> DATASET ROWS
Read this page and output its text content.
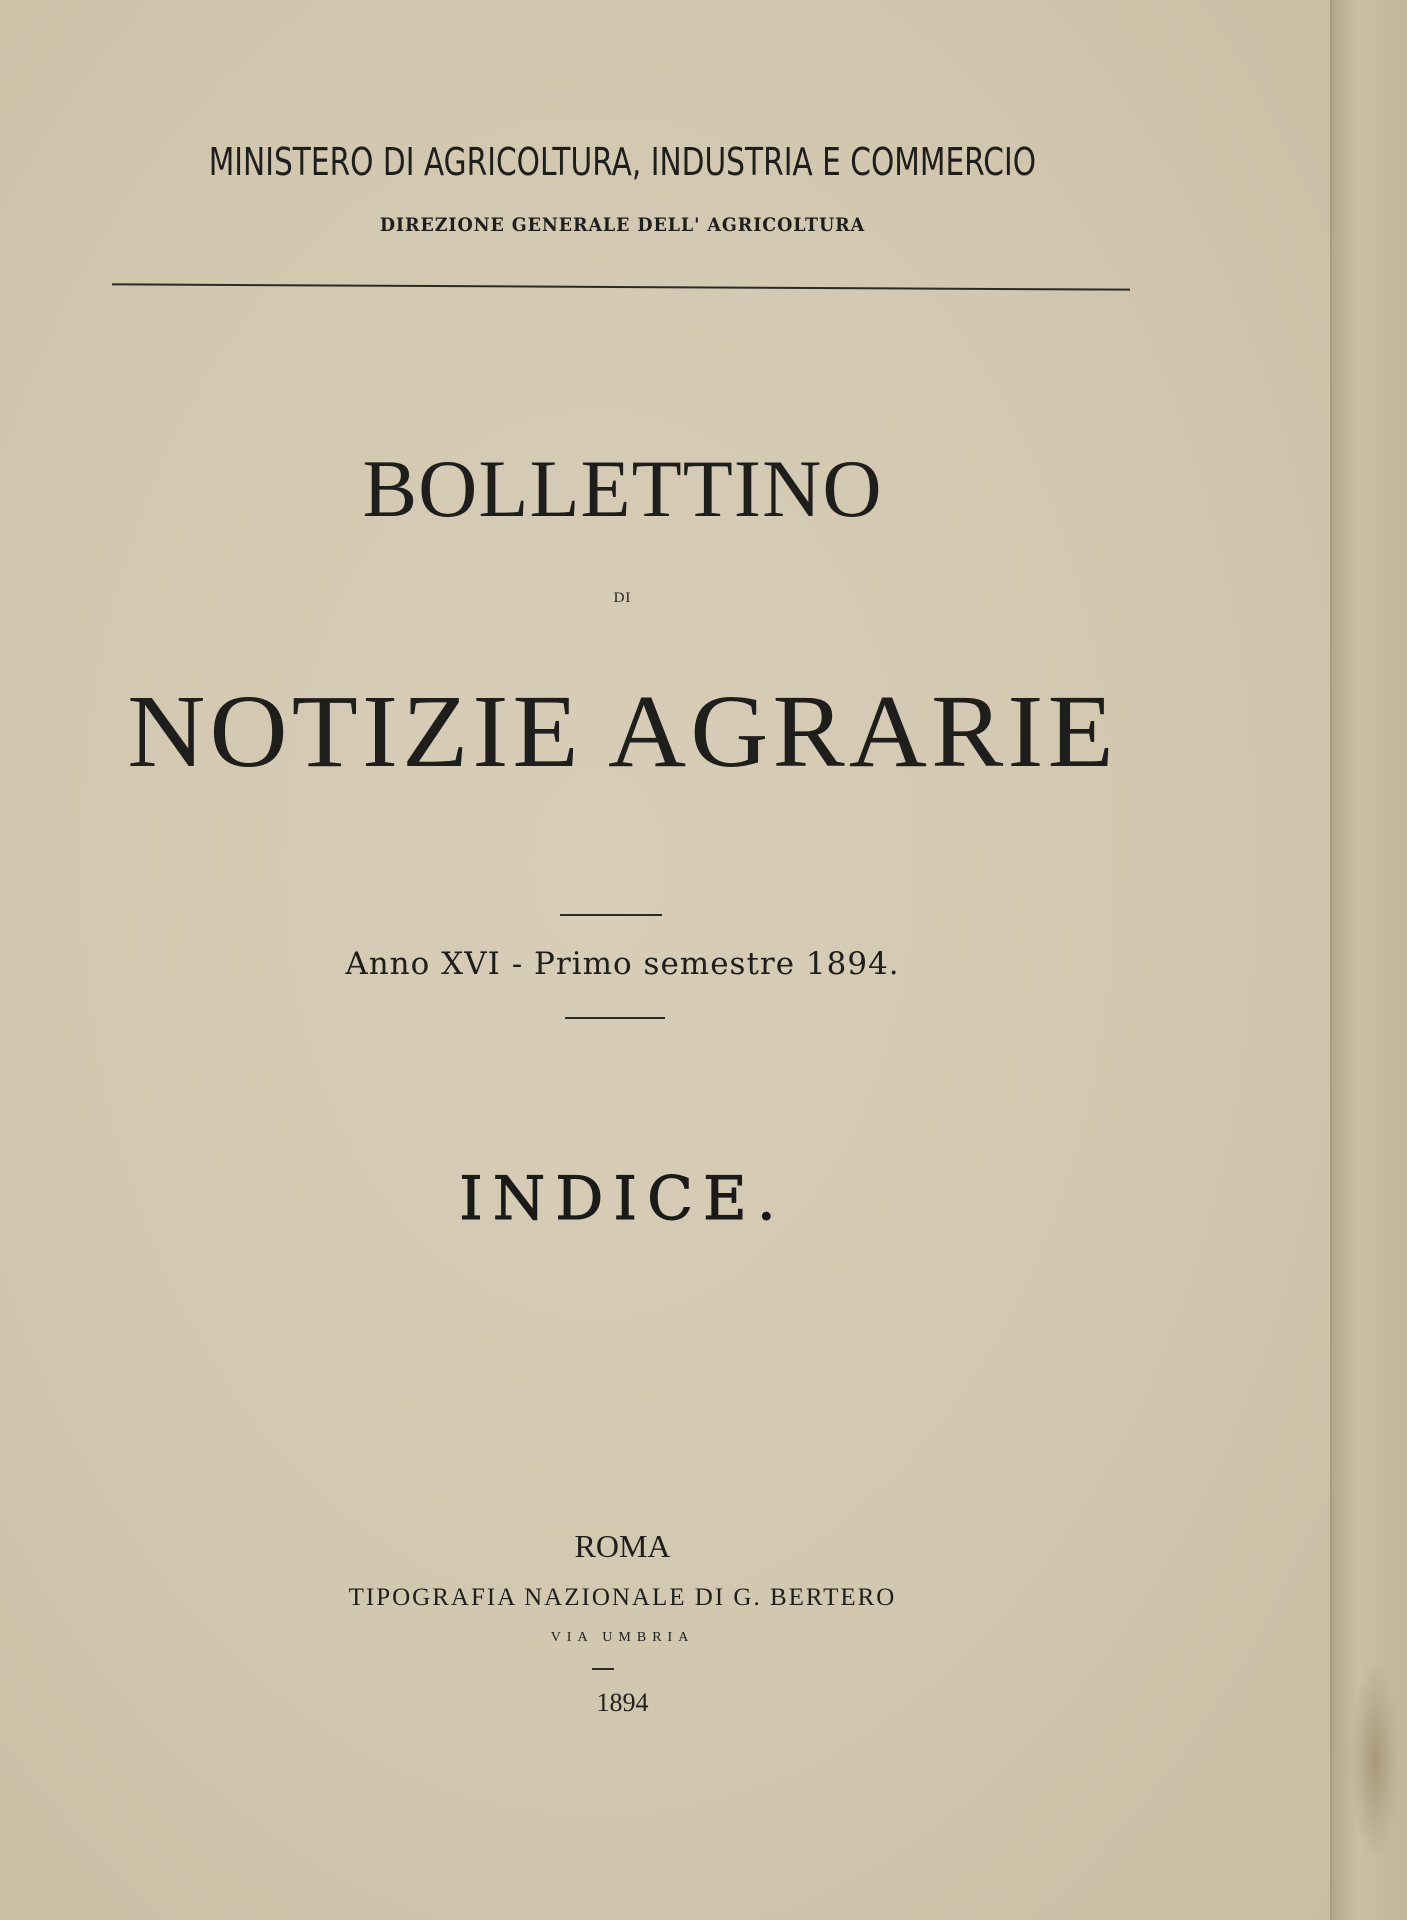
MINISTERO DI AGRICOLTURA, INDUSTRIA E COMMERCIO
DIREZIONE GENERALE DELL' AGRICOLTURA
BOLLETTINO
DI
NOTIZIE AGRARIE
Anno XVI - Primo semestre 1894.
INDICE.
ROMA
TIPOGRAFIA NAZIONALE DI G. BERTERO
VIA UMBRIA
1894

> THE EXERCISE
Copy all the data exactly as written, but skip any picture.

> OUTPUT OF THE TASK
Read this page and output its text content.
MINISTERO DI AGRICOLTURA, INDUSTRIA E COMMERCIO
DIREZIONE GENERALE DELL' AGRICOLTURA
BOLLETTINO
DI
NOTIZIE AGRARIE
Anno XVI - Primo semestre 1894.
INDICE.
ROMA
TIPOGRAFIA NAZIONALE DI G. BERTERO
VIA UMBRIA
1894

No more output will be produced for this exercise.